(Written task): Count every line below that contains "execution", then state the total with no other output.

(Material):

--- Start ---

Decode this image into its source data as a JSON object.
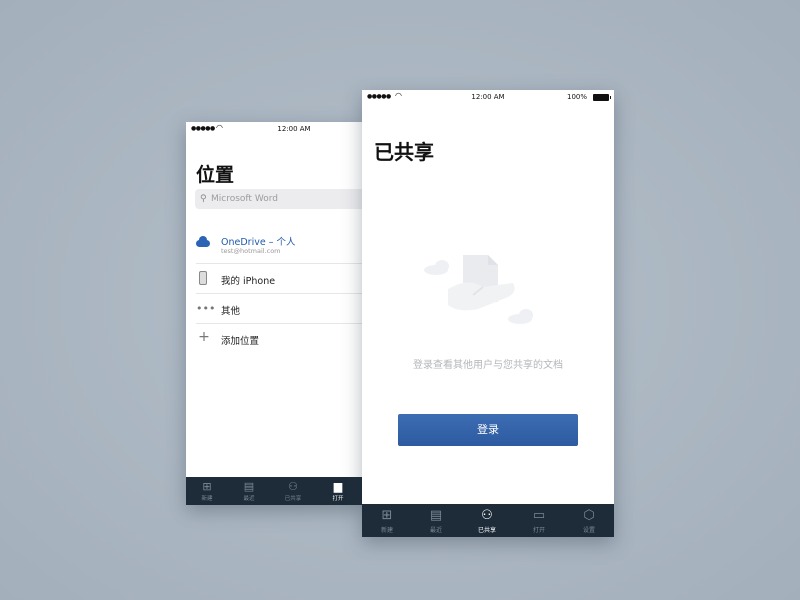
{
  "back_phone": {
    "status": {
      "time": "12:00 AM"
    },
    "title": "位置",
    "search": {
      "placeholder": "Microsoft Word"
    },
    "locations": [
      {
        "label": "OneDrive – 个人",
        "sub": "test@hotmail.com",
        "icon": "onedrive-cloud-icon"
      },
      {
        "label": "我的 iPhone",
        "icon": "iphone-icon"
      },
      {
        "label": "其他",
        "icon": "more-dots-icon"
      },
      {
        "label": "添加位置",
        "icon": "plus-icon"
      }
    ],
    "tabs": [
      {
        "label": "新建",
        "icon": "new-doc-icon",
        "active": false
      },
      {
        "label": "最近",
        "icon": "recent-icon",
        "active": false
      },
      {
        "label": "已共享",
        "icon": "shared-people-icon",
        "active": false
      },
      {
        "label": "打开",
        "icon": "folder-icon",
        "active": true
      }
    ]
  },
  "front_phone": {
    "status": {
      "time": "12:00 AM",
      "battery": "100%"
    },
    "title": "已共享",
    "message": "登录查看其他用户与您共享的文档",
    "login_button": "登录",
    "tabs": [
      {
        "label": "新建",
        "icon": "new-doc-icon",
        "active": false
      },
      {
        "label": "最近",
        "icon": "recent-icon",
        "active": false
      },
      {
        "label": "已共享",
        "icon": "shared-people-icon",
        "active": true
      },
      {
        "label": "打开",
        "icon": "folder-icon",
        "active": false
      },
      {
        "label": "设置",
        "icon": "settings-icon",
        "active": false
      }
    ]
  },
  "colors": {
    "background": "#a9b5c0",
    "tabbar": "#1e2c39",
    "accent_blue": "#2d5aa1",
    "onedrive_blue": "#1f5aad"
  }
}
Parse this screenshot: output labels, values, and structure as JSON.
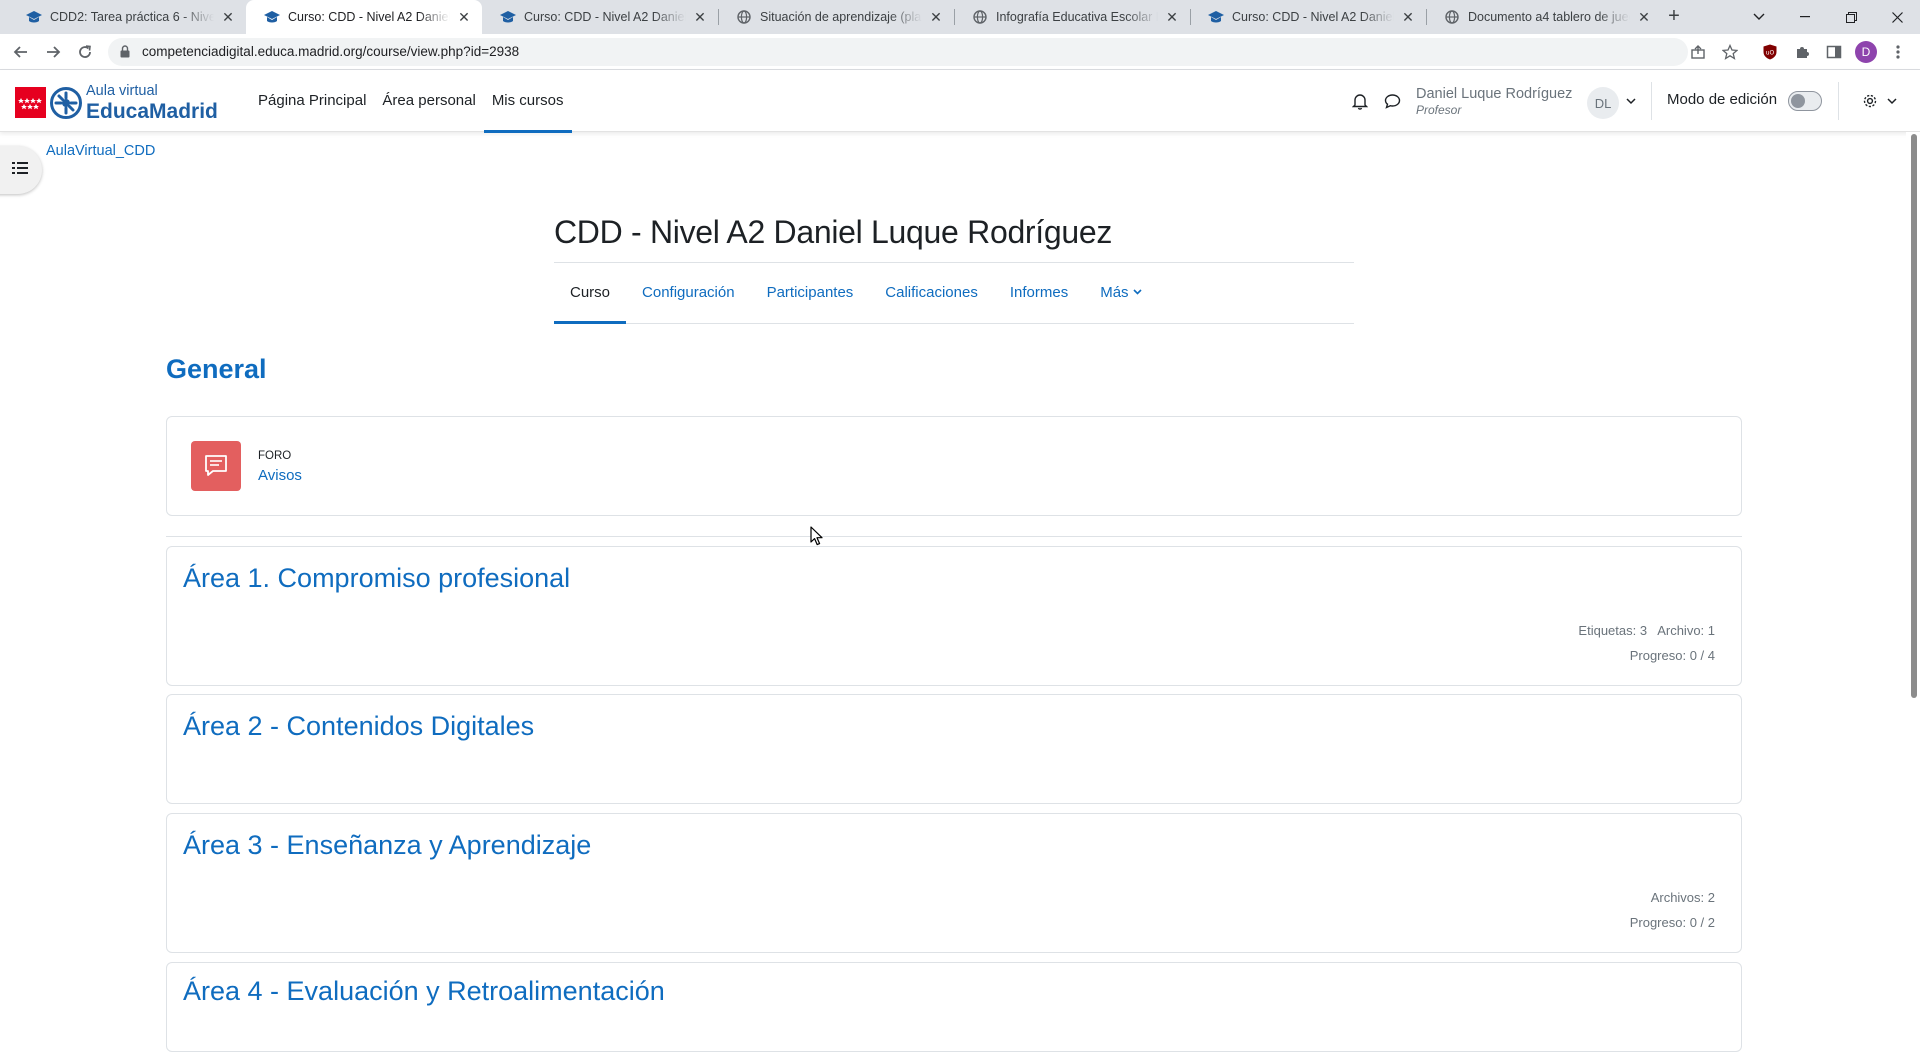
{
  "browser": {
    "tabs": [
      {
        "title": "CDD2: Tarea práctica 6 - Nivel A2",
        "favicon": "moodle-cap-icon",
        "active": false
      },
      {
        "title": "Curso: CDD - Nivel A2 Daniel Luque",
        "favicon": "moodle-cap-icon",
        "active": true
      },
      {
        "title": "Curso: CDD - Nivel A2 Daniel Luque",
        "favicon": "moodle-cap-icon",
        "active": false
      },
      {
        "title": "Situación de aprendizaje (plantilla)",
        "favicon": "globe-icon",
        "active": false
      },
      {
        "title": "Infografía Educativa Escolar Dibujos",
        "favicon": "globe-icon",
        "active": false
      },
      {
        "title": "Curso: CDD - Nivel A2 Daniel Luque",
        "favicon": "moodle-cap-icon",
        "active": false
      },
      {
        "title": "Documento a4 tablero de juego",
        "favicon": "globe-icon",
        "active": false
      }
    ],
    "url": "competenciadigital.educa.madrid.org/course/view.php?id=2938",
    "profile_initial": "D"
  },
  "site": {
    "logo_line1": "Aula virtual",
    "logo_line2": "EducaMadrid",
    "nav": [
      {
        "label": "Página Principal",
        "active": false
      },
      {
        "label": "Área personal",
        "active": false
      },
      {
        "label": "Mis cursos",
        "active": true
      }
    ],
    "user_name": "Daniel Luque Rodríguez",
    "user_role": "Profesor",
    "user_initials": "DL",
    "edit_mode_label": "Modo de edición",
    "edit_mode_on": false
  },
  "breadcrumb": "AulaVirtual_CDD",
  "course": {
    "title": "CDD - Nivel A2 Daniel Luque Rodríguez",
    "tabs": [
      {
        "label": "Curso",
        "active": true
      },
      {
        "label": "Configuración",
        "active": false
      },
      {
        "label": "Participantes",
        "active": false
      },
      {
        "label": "Calificaciones",
        "active": false
      },
      {
        "label": "Informes",
        "active": false
      },
      {
        "label": "Más",
        "active": false
      }
    ]
  },
  "general": {
    "title": "General",
    "activity_type": "FORO",
    "activity_name": "Avisos"
  },
  "areas": [
    {
      "title": "Área 1. Compromiso profesional",
      "meta1": "Etiquetas: 3   Archivo: 1",
      "meta2": "Progreso: 0 / 4"
    },
    {
      "title": "Área 2 - Contenidos Digitales",
      "meta1": "",
      "meta2": ""
    },
    {
      "title": "Área 3 - Enseñanza y Aprendizaje",
      "meta1": "Archivos: 2",
      "meta2": "Progreso: 0 / 2"
    },
    {
      "title": "Área 4 - Evaluación y Retroalimentación",
      "meta1": "",
      "meta2": ""
    }
  ],
  "colors": {
    "accent": "#0f6cbf",
    "forum_icon_bg": "#e35f5f",
    "madrid_red": "#e6001f"
  }
}
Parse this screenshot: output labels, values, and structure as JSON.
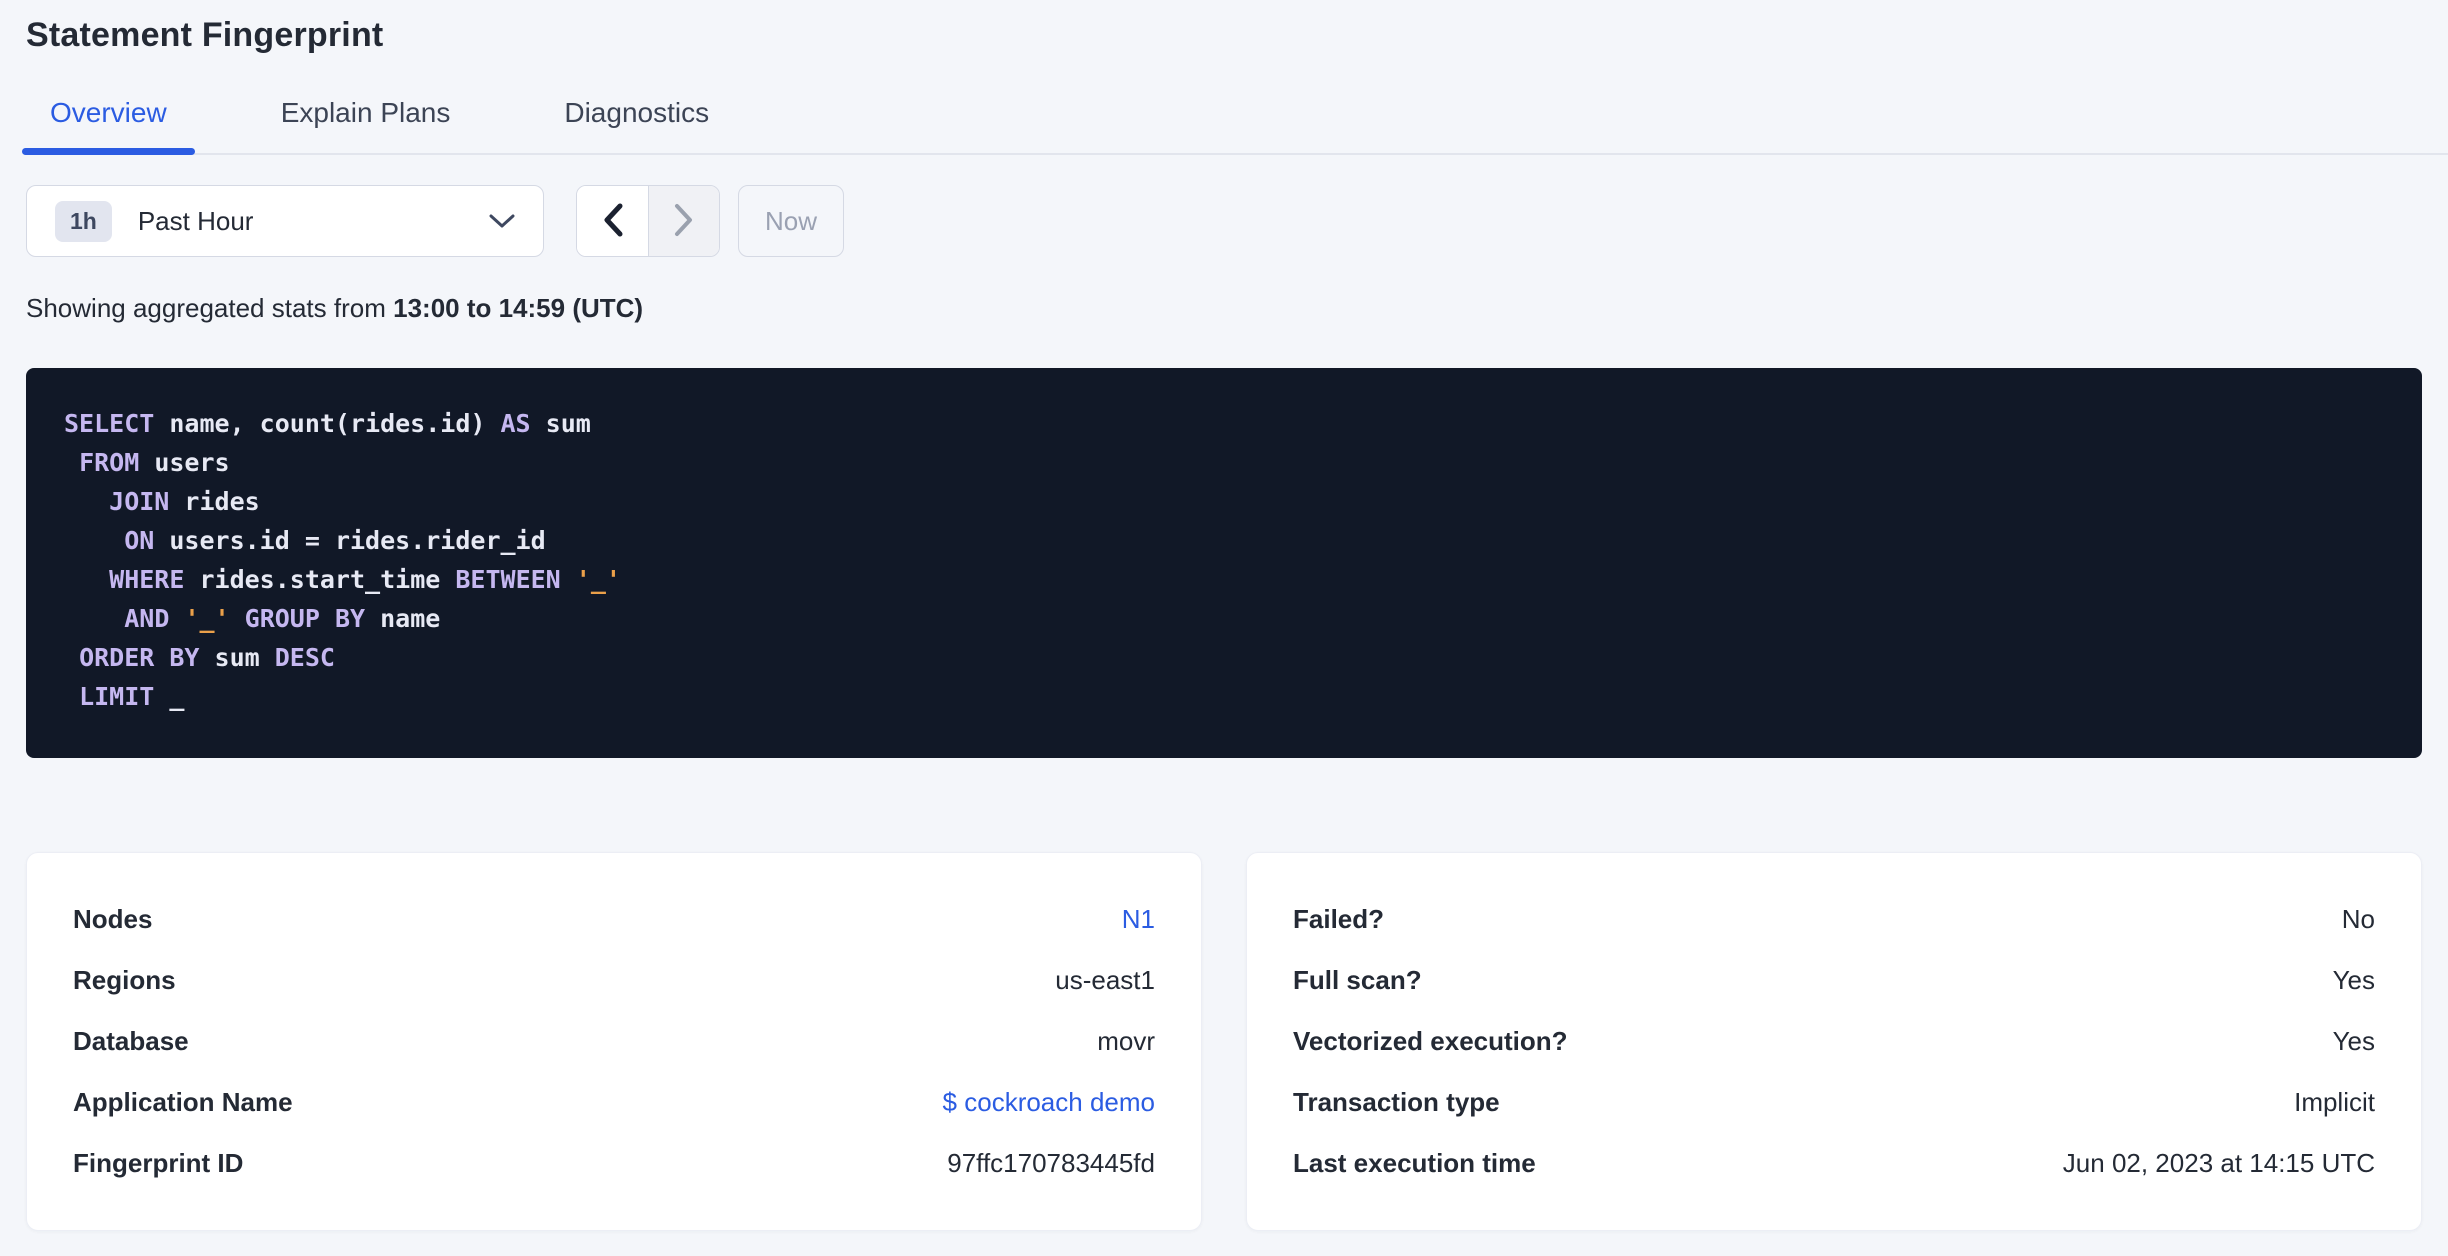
{
  "page": {
    "title": "Statement Fingerprint"
  },
  "tabs": [
    {
      "label": "Overview",
      "active": true
    },
    {
      "label": "Explain Plans",
      "active": false
    },
    {
      "label": "Diagnostics",
      "active": false
    }
  ],
  "time_controls": {
    "interval_badge": "1h",
    "interval_label": "Past Hour",
    "now_label": "Now",
    "prev_enabled": true,
    "next_enabled": false
  },
  "stats_line": {
    "prefix": "Showing aggregated stats from ",
    "range": "13:00 to 14:59 (UTC)"
  },
  "sql": {
    "lines": [
      [
        {
          "t": "k",
          "v": "SELECT"
        },
        {
          "t": "i",
          "v": " name, count(rides.id) "
        },
        {
          "t": "k",
          "v": "AS"
        },
        {
          "t": "i",
          "v": " sum"
        }
      ],
      [
        {
          "t": "i",
          "v": " "
        },
        {
          "t": "k",
          "v": "FROM"
        },
        {
          "t": "i",
          "v": " users"
        }
      ],
      [
        {
          "t": "i",
          "v": "   "
        },
        {
          "t": "k",
          "v": "JOIN"
        },
        {
          "t": "i",
          "v": " rides"
        }
      ],
      [
        {
          "t": "i",
          "v": "    "
        },
        {
          "t": "k",
          "v": "ON"
        },
        {
          "t": "i",
          "v": " users.id = rides.rider_id"
        }
      ],
      [
        {
          "t": "i",
          "v": "   "
        },
        {
          "t": "k",
          "v": "WHERE"
        },
        {
          "t": "i",
          "v": " rides.start_time "
        },
        {
          "t": "k",
          "v": "BETWEEN"
        },
        {
          "t": "i",
          "v": " "
        },
        {
          "t": "s",
          "v": "'_'"
        }
      ],
      [
        {
          "t": "i",
          "v": "    "
        },
        {
          "t": "k",
          "v": "AND"
        },
        {
          "t": "i",
          "v": " "
        },
        {
          "t": "s",
          "v": "'_'"
        },
        {
          "t": "i",
          "v": " "
        },
        {
          "t": "k",
          "v": "GROUP BY"
        },
        {
          "t": "i",
          "v": " name"
        }
      ],
      [
        {
          "t": "i",
          "v": " "
        },
        {
          "t": "k",
          "v": "ORDER BY"
        },
        {
          "t": "i",
          "v": " sum "
        },
        {
          "t": "k",
          "v": "DESC"
        }
      ],
      [
        {
          "t": "i",
          "v": " "
        },
        {
          "t": "k",
          "v": "LIMIT"
        },
        {
          "t": "i",
          "v": " _"
        }
      ]
    ]
  },
  "cards": {
    "left": {
      "rows": [
        {
          "label": "Nodes",
          "value": "N1",
          "link": true
        },
        {
          "label": "Regions",
          "value": "us-east1",
          "link": false
        },
        {
          "label": "Database",
          "value": "movr",
          "link": false
        },
        {
          "label": "Application Name",
          "value": "$ cockroach demo",
          "link": true
        },
        {
          "label": "Fingerprint ID",
          "value": "97ffc170783445fd",
          "link": false
        }
      ]
    },
    "right": {
      "rows": [
        {
          "label": "Failed?",
          "value": "No",
          "link": false
        },
        {
          "label": "Full scan?",
          "value": "Yes",
          "link": false
        },
        {
          "label": "Vectorized execution?",
          "value": "Yes",
          "link": false
        },
        {
          "label": "Transaction type",
          "value": "Implicit",
          "link": false
        },
        {
          "label": "Last execution time",
          "value": "Jun 02, 2023 at 14:15 UTC",
          "link": false
        }
      ]
    }
  },
  "colors": {
    "accent_blue": "#2b5ce2",
    "text_dark": "#242a35",
    "page_bg": "#f4f6fa",
    "code_bg": "#111827",
    "code_keyword": "#c5b7f0",
    "code_identifier": "#e7e9f4",
    "code_string": "#eba04a"
  }
}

--- End ---

(Full solution): 2